> _SET PROBLEM 1_:
In the records, switch "column-header" to "col-header" in everything from the start down to the line containing "- reset-stats-button[interactable]: Reset", and return only those lines with nothing else changed.

> _EXTRACT PROVIDED_:
>> Begin

When the trial court instructed the jury on Probst's liability for the conduct of her brother as to the second degree assault charge, it used masculine gender pronouns to describe Probst. Following this instruction, the trial judge instructed the jury on the defenses to which Probst's brother might have been entitled, i.e., justification of self-defense and defense of others, had he been charged with a criminal act. The trial court then returned to the felony weapon's charge against Probst. Once again the trial judge used masculine pronouns to describe Probst in the felony weapon's offense charge.

On appeal, Probst argues that the sequence of these instructions and the use of masculine pronouns in reference to Probst made the instructions materially inadequate because the jury may have been confused as to whether it was evaluating Probst's conduct or her brother's conduct. *119 First, Probst contends that the jury would be confused as to the intent required for accomplice liability because the instruction mistakenly uses the masculine gender to refer to the requisite state of mind. Second, Probst argues that the jury may have incorrectly considered the felony weapon's offense charge in the context of the accomplice liability charge regarding the conduct of Probst's brother. She argues that any confusion here was highly prejudicial since she and her brother were both armed.

>> End

> _SET PROBLEM 2_:
Extract the passage on the jury instructions in Probst's case and reproduce it in full, word for word.

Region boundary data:
>> Begin

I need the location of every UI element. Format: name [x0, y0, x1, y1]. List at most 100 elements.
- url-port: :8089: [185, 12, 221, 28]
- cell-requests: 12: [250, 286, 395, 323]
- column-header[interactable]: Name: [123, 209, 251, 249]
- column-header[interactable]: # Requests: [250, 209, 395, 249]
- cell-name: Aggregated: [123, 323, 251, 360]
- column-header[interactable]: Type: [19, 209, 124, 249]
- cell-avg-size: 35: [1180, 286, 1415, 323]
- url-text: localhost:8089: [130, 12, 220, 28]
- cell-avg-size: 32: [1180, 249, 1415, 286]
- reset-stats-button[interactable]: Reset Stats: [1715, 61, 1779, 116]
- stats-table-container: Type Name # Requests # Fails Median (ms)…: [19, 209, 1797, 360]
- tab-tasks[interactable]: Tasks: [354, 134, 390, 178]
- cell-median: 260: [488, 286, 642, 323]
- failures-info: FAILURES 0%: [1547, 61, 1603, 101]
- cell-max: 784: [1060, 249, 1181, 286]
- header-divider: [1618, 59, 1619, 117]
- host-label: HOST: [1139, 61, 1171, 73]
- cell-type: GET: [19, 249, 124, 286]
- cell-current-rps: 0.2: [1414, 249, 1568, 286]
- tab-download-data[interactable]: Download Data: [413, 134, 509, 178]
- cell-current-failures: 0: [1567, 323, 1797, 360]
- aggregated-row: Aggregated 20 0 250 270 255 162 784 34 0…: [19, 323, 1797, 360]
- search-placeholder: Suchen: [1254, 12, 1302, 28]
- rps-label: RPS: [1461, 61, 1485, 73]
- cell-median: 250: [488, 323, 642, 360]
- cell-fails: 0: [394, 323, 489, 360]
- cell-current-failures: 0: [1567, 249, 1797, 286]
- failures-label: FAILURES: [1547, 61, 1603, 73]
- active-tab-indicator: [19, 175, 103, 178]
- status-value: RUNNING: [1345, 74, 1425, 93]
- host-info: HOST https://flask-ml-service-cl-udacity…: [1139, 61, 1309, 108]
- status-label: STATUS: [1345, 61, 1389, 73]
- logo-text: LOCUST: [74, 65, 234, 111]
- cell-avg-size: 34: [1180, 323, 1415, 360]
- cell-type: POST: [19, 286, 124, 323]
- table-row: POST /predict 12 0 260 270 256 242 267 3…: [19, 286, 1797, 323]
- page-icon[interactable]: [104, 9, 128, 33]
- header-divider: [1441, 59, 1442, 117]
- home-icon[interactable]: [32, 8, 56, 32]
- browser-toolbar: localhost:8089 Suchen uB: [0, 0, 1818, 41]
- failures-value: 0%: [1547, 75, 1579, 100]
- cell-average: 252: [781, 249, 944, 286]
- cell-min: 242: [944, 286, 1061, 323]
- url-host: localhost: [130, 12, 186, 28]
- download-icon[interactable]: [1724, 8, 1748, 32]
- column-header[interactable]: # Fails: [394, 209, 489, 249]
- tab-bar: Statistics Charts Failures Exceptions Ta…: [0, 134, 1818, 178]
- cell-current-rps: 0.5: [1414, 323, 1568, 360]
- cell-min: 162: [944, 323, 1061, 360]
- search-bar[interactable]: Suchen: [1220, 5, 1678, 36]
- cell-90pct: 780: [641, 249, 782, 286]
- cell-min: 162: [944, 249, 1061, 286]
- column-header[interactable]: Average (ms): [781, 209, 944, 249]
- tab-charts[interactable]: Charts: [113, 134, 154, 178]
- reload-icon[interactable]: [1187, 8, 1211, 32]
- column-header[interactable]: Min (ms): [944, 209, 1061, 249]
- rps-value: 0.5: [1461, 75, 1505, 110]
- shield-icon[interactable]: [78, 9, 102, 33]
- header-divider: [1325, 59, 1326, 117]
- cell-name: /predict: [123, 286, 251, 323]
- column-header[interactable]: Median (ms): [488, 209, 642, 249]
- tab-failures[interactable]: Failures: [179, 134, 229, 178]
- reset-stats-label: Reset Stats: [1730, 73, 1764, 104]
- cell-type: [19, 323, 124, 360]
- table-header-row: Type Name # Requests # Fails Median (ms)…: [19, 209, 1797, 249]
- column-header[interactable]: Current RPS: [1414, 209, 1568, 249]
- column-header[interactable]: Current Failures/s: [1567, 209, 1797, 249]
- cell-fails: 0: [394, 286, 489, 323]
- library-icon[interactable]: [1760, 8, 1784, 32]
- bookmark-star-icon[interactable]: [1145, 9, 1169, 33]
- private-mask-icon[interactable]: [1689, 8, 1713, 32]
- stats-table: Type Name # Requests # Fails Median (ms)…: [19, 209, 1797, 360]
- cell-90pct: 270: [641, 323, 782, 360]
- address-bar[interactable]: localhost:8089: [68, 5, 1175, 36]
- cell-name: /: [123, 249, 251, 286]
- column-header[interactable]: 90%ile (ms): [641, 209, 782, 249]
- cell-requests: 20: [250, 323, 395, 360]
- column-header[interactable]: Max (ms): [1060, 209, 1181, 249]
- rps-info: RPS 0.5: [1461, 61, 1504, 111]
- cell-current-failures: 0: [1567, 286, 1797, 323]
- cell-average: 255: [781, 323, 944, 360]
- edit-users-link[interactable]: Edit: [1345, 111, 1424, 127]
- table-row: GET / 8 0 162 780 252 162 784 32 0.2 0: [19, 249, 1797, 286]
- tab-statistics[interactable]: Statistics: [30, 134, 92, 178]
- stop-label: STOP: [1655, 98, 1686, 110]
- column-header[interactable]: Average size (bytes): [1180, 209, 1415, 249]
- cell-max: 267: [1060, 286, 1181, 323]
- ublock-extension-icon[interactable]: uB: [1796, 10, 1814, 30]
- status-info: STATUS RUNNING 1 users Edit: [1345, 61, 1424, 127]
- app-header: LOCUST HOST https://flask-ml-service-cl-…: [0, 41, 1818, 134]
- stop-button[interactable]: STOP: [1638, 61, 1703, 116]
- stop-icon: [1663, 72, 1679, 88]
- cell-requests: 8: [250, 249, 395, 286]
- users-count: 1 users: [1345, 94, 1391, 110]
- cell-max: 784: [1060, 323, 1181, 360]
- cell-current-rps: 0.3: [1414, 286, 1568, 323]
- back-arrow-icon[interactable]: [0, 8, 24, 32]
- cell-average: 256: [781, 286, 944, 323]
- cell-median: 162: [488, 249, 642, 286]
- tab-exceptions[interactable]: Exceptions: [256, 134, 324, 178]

>> End

> _EXERCISE RESPONSE 1_:
I need the location of every UI element. Format: name [x0, y0, x1, y1]. List at most 100 elements.
- url-port: :8089: [185, 12, 221, 28]
- cell-requests: 12: [250, 286, 395, 323]
- col-header[interactable]: Name: [123, 209, 251, 249]
- col-header[interactable]: # Requests: [250, 209, 395, 249]
- cell-name: Aggregated: [123, 323, 251, 360]
- col-header[interactable]: Type: [19, 209, 124, 249]
- cell-avg-size: 35: [1180, 286, 1415, 323]
- url-text: localhost:8089: [130, 12, 220, 28]
- cell-avg-size: 32: [1180, 249, 1415, 286]
- reset-stats-button[interactable]: Reset Stats: [1715, 61, 1779, 116]

> _EXERCISE RESPONSE 2_:
When the trial court instructed the jury on Probst's liability for the conduct of her brother as to the second degree assault charge, it used masculine gender pronouns to describe Probst. Following this instruction, the trial judge instructed the jury on the defenses to which Probst's brother might have been entitled, i.e., justification of self-defense and defense of others, had he been charged with a criminal act. The trial court then returned to the felony weapon's charge against Probst. Once again the trial judge used masculine pronouns to describe Probst in the felony weapon's offense charge.

On appeal, Probst argues that the sequence of these instructions and the use of masculine pronouns in reference to Probst made the instructions materially inadequate because the jury may have been confused as to whether it was evaluating Probst's conduct or her brother's conduct. *119 First, Probst contends that the jury would be confused as to the intent required for accomplice liability because the instruction mistakenly uses the masculine gender to refer to the requisite state of mind. Second, Probst argues that the jury may have incorrectly considered the felony weapon's offense charge in the context of the accomplice liability charge regarding the conduct of Probst's brother. She argues that any confusion here was highly prejudicial since she and her brother were both armed.